Quelle place pour l’ESS dans les propositions des Régions sur la PAC post-2020 ?
En cette fin de programmation de la PAC 2014-2020 et en pleines négociations pour la prochaine, Régions de France et la Région Nouvelle-Aquitaine organisaient le 13 décembre 2018 le séminaire européen « PAC : les Régions, moteurs de la transition des systèmes agricoles et alimentaires. » (voir le programme). De manière directe ou déléguée, les Régions ont géré durant la programmation qui s'achève près de 10,8 milliards d’euros de Fonds européen agricole pour le développement rural (FEADER), accompagnés de 550 millions de crédits régionaux (source : Chiffres-clés des Régions 2018). L’occasion de dresser un bilan, d’affirmer leur rôle-clé dans la mise en œuvre du 2nd pilier de la PAC et de réaffirmer les orientations qu’elles préconisent pour la suite.
Pour une agriculture multi-performante
Ces orientations sont toutes rassemblées dans le Livre blanc des Régions pour une agriculture durable et une alimentation responsable, publié le jour du séminaire, et qui fait état de 24 propositions pour accompagner la transformation des systèmes agricoles et alimentaires. Très opérationnelles, ces propositions couvrent un large spectre à travers 5 axes :
- Initier, expérimenter, connaître et valoriser les démarches innovantes et ascendantes ;
- Créer plus de valeur ajoutée au travers de filières agricoles alimentaires et non-alimentaires ancrées dans les territoires ;
- Assurer une alimentation de qualité, saine, durable et accessible à tous ;
- Simplifier l’accès aux soutiens publics et les réorienter ceux-ci vers la transition en partant des projets d’acteurs et des territoires ;
- Rendre les politiques publiques agricoles et alimentaires plus lisibles et efficaces par la clarification des compétences et de la gouvernance.

● DONNÉES FOURNIES:
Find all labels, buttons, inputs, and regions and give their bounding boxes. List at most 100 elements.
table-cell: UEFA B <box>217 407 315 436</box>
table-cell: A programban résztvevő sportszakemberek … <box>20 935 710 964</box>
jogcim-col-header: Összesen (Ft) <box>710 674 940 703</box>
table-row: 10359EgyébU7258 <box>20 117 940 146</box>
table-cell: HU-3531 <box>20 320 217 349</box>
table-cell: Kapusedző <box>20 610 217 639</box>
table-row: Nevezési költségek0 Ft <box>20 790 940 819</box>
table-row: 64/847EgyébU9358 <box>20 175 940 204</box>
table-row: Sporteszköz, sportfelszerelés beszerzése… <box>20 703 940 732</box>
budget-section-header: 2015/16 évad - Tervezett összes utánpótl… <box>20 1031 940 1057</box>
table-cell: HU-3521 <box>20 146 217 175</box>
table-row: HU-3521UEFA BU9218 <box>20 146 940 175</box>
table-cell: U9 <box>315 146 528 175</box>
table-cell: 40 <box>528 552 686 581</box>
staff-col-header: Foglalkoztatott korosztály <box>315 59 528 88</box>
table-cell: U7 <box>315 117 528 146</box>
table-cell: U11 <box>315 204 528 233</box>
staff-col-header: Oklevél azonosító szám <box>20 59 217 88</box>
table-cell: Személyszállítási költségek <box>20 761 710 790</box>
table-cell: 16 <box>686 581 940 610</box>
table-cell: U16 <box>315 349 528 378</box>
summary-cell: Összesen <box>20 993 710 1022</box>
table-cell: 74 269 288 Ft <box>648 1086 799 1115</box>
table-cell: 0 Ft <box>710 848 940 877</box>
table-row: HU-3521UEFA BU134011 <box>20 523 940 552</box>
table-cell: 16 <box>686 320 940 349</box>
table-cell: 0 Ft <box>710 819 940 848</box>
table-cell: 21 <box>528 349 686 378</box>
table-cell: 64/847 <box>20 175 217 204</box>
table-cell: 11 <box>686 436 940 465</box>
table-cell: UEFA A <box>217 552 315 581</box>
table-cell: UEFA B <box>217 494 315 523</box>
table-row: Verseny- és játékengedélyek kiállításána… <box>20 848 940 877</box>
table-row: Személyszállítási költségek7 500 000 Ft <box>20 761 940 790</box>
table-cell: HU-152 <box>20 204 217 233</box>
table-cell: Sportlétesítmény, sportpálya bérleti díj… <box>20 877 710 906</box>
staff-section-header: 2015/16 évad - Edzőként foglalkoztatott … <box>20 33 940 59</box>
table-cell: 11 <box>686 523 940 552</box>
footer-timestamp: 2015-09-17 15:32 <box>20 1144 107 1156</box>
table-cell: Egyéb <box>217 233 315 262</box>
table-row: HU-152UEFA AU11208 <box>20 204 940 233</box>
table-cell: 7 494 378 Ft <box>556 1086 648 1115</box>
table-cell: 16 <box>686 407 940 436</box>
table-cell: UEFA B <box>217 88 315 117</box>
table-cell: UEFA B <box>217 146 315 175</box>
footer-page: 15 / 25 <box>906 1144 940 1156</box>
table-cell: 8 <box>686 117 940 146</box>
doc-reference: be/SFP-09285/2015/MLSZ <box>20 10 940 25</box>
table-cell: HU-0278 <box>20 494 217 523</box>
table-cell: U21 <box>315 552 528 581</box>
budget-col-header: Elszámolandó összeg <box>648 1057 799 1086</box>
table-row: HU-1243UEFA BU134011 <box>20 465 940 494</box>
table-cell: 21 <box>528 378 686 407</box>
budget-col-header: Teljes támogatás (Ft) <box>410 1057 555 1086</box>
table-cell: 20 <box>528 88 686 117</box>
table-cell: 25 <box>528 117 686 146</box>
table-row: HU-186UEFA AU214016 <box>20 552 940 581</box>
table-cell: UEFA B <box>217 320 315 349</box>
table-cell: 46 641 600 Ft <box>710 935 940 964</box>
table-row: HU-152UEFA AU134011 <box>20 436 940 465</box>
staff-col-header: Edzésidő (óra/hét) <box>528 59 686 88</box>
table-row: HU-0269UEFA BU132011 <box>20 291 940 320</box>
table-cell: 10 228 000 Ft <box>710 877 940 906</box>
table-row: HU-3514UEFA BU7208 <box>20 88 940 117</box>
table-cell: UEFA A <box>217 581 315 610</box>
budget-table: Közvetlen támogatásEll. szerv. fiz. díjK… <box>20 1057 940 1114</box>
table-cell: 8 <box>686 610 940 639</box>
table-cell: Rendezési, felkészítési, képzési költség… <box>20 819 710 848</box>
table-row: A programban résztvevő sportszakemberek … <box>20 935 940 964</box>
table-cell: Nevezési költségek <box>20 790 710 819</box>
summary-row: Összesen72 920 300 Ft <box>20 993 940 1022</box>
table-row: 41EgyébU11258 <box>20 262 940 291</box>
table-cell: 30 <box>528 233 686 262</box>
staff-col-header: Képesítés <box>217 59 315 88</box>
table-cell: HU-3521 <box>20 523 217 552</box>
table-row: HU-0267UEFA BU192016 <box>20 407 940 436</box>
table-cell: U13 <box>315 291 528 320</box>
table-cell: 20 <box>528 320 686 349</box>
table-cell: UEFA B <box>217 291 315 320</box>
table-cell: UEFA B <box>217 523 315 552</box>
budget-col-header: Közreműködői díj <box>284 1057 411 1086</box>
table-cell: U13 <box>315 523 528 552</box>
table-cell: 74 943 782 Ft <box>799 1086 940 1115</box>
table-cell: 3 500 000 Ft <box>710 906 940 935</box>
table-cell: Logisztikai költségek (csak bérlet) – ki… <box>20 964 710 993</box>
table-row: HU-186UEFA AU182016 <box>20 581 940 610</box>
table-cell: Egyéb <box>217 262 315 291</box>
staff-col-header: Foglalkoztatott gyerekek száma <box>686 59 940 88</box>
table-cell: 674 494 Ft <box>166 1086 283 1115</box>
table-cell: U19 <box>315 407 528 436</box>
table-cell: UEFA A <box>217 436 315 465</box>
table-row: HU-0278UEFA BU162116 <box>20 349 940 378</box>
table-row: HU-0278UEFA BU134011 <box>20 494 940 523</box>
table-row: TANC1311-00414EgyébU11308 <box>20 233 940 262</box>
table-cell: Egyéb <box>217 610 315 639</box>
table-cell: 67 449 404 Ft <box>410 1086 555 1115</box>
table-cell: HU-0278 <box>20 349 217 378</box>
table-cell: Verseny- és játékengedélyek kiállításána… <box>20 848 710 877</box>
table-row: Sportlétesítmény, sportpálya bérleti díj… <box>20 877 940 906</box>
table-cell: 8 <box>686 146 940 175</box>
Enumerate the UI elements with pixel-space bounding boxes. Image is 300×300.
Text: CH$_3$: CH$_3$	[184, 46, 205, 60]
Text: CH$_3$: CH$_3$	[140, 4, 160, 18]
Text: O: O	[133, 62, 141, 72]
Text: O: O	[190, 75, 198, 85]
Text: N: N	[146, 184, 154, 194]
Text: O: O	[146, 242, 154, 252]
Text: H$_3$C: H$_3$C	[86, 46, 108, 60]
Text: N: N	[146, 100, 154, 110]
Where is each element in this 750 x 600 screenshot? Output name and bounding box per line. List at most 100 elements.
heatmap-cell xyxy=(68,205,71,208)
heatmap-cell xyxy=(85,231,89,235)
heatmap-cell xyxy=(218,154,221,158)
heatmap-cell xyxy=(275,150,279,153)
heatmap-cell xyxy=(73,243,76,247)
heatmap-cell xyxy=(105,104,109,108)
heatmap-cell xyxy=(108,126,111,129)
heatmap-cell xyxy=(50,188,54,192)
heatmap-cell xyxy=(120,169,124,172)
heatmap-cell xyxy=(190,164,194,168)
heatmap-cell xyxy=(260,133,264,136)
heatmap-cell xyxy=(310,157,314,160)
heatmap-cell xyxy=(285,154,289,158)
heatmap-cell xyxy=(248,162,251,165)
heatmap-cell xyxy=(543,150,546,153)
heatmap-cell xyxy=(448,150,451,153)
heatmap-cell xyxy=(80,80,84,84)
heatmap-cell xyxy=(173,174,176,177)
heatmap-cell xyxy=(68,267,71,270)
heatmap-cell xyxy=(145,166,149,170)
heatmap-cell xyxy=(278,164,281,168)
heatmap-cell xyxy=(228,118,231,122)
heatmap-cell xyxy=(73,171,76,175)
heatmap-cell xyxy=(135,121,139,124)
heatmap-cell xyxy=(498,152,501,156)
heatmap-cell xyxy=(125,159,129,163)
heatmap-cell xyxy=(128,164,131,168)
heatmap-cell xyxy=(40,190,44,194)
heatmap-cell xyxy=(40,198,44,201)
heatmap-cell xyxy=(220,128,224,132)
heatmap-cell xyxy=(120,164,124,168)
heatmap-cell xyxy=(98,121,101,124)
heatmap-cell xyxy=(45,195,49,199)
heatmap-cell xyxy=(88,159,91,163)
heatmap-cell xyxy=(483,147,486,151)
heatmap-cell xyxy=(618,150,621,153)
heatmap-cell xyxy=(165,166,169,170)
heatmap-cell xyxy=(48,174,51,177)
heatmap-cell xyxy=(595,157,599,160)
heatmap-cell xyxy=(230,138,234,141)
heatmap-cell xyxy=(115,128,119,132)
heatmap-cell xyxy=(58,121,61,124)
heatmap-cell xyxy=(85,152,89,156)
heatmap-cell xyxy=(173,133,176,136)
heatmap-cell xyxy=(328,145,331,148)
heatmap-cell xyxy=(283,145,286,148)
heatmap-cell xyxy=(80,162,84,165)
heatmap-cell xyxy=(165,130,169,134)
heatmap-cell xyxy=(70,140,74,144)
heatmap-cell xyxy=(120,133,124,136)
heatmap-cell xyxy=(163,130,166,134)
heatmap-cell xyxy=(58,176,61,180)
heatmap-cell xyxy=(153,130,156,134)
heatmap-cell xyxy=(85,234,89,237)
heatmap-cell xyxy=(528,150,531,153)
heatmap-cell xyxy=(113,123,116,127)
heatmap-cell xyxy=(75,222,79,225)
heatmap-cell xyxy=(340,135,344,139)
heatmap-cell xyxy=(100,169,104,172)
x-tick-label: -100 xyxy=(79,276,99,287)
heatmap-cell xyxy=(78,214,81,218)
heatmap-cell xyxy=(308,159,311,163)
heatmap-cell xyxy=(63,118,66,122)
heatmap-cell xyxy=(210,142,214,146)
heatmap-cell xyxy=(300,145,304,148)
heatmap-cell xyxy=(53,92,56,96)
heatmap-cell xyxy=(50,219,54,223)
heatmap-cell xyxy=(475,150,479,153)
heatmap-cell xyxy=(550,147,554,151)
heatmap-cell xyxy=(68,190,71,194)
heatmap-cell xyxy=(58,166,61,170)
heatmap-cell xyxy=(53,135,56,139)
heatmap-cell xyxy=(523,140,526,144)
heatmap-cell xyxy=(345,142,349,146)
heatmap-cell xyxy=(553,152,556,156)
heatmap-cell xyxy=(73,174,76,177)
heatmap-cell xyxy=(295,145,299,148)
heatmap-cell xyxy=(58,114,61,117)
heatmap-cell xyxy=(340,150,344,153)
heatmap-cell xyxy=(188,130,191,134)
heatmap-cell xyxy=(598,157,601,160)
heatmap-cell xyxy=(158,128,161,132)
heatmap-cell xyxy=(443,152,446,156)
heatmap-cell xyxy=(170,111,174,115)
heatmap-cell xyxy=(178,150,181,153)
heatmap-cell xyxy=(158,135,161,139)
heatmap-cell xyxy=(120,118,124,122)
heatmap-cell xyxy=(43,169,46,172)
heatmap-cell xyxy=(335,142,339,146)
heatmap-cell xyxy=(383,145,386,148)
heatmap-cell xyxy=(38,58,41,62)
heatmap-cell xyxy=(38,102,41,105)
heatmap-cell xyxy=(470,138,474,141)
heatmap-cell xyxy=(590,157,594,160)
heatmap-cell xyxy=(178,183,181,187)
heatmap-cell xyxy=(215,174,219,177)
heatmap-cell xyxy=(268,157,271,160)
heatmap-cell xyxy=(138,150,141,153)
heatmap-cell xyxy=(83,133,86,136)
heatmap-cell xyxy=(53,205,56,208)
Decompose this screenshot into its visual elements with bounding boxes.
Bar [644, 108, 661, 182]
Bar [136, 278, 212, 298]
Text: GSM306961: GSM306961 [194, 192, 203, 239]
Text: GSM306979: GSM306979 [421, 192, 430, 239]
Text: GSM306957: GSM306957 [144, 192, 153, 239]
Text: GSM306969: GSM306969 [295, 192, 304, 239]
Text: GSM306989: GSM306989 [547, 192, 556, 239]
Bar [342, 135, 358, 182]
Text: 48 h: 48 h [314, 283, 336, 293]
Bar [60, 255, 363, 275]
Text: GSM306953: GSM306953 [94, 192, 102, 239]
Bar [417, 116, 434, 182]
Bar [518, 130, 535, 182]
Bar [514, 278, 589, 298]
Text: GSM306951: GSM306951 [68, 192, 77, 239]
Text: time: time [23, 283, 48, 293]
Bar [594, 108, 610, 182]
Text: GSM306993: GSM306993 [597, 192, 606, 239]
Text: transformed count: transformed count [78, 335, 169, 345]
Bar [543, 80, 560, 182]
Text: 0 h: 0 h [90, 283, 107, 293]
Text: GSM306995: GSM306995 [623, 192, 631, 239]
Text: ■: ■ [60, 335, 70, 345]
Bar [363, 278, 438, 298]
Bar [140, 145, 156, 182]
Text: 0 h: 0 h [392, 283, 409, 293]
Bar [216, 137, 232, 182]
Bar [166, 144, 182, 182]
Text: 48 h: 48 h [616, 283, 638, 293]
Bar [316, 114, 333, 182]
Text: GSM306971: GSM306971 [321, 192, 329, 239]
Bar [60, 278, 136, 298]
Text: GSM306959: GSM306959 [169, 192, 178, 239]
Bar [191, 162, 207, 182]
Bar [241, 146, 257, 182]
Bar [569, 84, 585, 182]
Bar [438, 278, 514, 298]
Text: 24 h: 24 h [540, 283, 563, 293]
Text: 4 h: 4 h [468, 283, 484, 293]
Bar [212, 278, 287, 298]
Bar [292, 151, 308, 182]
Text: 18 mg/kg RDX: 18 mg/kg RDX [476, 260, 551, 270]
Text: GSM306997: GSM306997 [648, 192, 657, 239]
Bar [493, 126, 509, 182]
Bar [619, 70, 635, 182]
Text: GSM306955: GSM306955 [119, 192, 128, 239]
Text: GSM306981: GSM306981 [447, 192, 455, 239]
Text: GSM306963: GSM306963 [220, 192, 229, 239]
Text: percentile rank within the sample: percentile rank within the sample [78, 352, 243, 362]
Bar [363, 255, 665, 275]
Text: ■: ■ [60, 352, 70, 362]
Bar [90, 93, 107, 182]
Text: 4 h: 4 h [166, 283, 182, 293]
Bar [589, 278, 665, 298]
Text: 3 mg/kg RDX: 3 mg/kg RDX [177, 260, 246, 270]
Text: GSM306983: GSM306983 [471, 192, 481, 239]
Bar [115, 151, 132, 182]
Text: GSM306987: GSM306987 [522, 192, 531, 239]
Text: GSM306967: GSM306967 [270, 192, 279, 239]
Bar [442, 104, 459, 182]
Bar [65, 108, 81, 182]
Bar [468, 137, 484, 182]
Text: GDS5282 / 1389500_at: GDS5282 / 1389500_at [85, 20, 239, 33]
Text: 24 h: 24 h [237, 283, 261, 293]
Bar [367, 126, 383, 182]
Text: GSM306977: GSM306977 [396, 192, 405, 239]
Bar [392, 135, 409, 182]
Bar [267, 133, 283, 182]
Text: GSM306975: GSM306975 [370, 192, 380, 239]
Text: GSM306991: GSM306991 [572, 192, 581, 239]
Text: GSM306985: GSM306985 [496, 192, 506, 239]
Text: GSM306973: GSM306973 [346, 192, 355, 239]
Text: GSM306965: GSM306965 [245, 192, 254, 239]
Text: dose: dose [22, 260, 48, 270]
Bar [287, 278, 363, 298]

● CONSIGNES:
**1)** Dans le texte sur la PAC post-2020, relevez tous les axes autour desquels s'organisent les propositions du Livre blanc des Régions.
**2)** Reproduisez à l'identique les lignes de la liste, en commençant à sa première ligne et en vous arrêtant après celle qui contient « summary-cell: Összesen <box>20 ».

● EXERCICE CORRIGÉ:
**1)**
- Initier, expérimenter, connaître et valoriser les démarches innovantes et ascendantes ;
- Créer plus de valeur ajoutée au travers de filières agricoles alimentaires et non-alimentaires ancrées dans les territoires ;
- Assurer une alimentation de qualité, saine, durable et accessible à tous ;
- Simplifier l'accès aux soutiens publics et les réorienter ceux-ci vers la transition en partant des projets d'acteurs et des territoires ;
- Rendre les politiques publiques agricoles et alimentaires plus lisibles et efficaces par la clarification des compétences et de la gouvernance.

**2)**
Find all labels, buttons, inputs, and regions and give their bounding boxes. List at most 100 elements.
table-cell: UEFA B <box>217 407 315 436</box>
table-cell: A programban résztvevő sportszakemberek … <box>20 935 710 964</box>
jogcim-col-header: Összesen (Ft) <box>710 674 940 703</box>
table-row: 10359EgyébU7258 <box>20 117 940 146</box>
table-cell: HU-3531 <box>20 320 217 349</box>
table-cell: Kapusedző <box>20 610 217 639</box>
table-row: Nevezési költségek0 Ft <box>20 790 940 819</box>
table-row: 64/847EgyébU9358 <box>20 175 940 204</box>
table-row: Sporteszköz, sportfelszerelés beszerzése… <box>20 703 940 732</box>
budget-section-header: 2015/16 évad - Tervezett összes utánpótl… <box>20 1031 940 1057</box>
table-cell: HU-3521 <box>20 146 217 175</box>
table-row: HU-3521UEFA BU9218 <box>20 146 940 175</box>
table-cell: U9 <box>315 146 528 175</box>
table-cell: 40 <box>528 552 686 581</box>
staff-col-header: Foglalkoztatott korosztály <box>315 59 528 88</box>
table-cell: U7 <box>315 117 528 146</box>
table-cell: U11 <box>315 204 528 233</box>
staff-col-header: Oklevél azonosító szám <box>20 59 217 88</box>
table-cell: Személyszállítási költségek <box>20 761 710 790</box>
table-cell: 16 <box>686 581 940 610</box>
table-cell: U16 <box>315 349 528 378</box>
summary-cell: Összesen <box>20 993 710 1022</box>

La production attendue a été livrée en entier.